Goal of the exercise:
Answer these questions using the article about Amber Liu:
1. In what year did Amber Liu arrive on the K-pop scene with f(x)?
2. What is the name of the mixtape she released earlier this year?
3. In what month does her Gone Rogue tour take place?

Passage to read:
■ ■ ■ ■ ■
Amber Talks Feeling 'Lost at Sea,' the 'White Noise' of Her Career, Importance of Language & #MeToo
Back in 2009, Amber Liu arrived on the K-pop scene as one-fifth of girl group f(x). A tomboyish rapper, the California-born star spent the next decade exploring her artistry both in and outside of the South Korean music scene. While the experimental pop team hasn’t released any new music together since 2016, each of the members has pursued a solo career, and Amber has come into her own as a Transpacific singer-songwriter based out of both Seoul and Los Angeles.
Earlier this year, she signed with Stateside representation and released her Rogue Rouge mixtape, and now she’s embarking on her upcoming Gone Rogue tour in December. But before touring, she first had to release two intensely intimate songs.
Out on Thursday, Amber’s “White Noise” and “Lost at Sea” were written a few years ago and reflect on the hardships of both the star’s personal and professional lives through a mellow brand of emotive EDM. Billboard went through the new songs with Amber just ahead of their release and discussed their inspirations, the importance of her friends and family, #MeToo, and her evolving artistry.
“White Noise” and “Lost at Sea” have two different ideas behind them. Why did you decide to release them as a paired set?
■ ■ ■ ■ ■
Collected material:
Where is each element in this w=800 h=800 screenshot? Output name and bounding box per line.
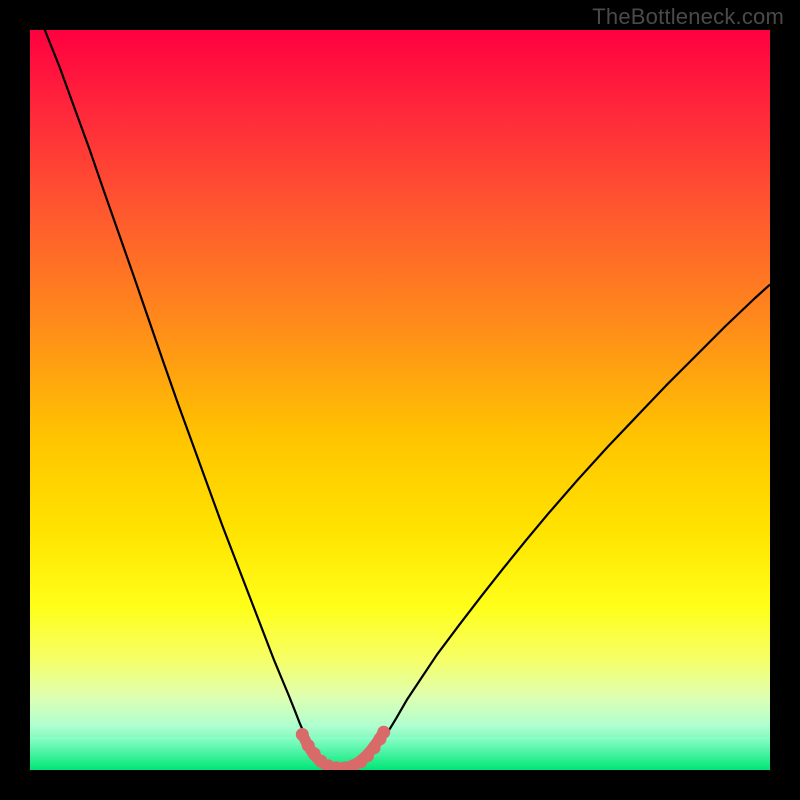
■ ■ ■ ■ ■
Response:
1. 2009
2. Rogue Rouge
3. December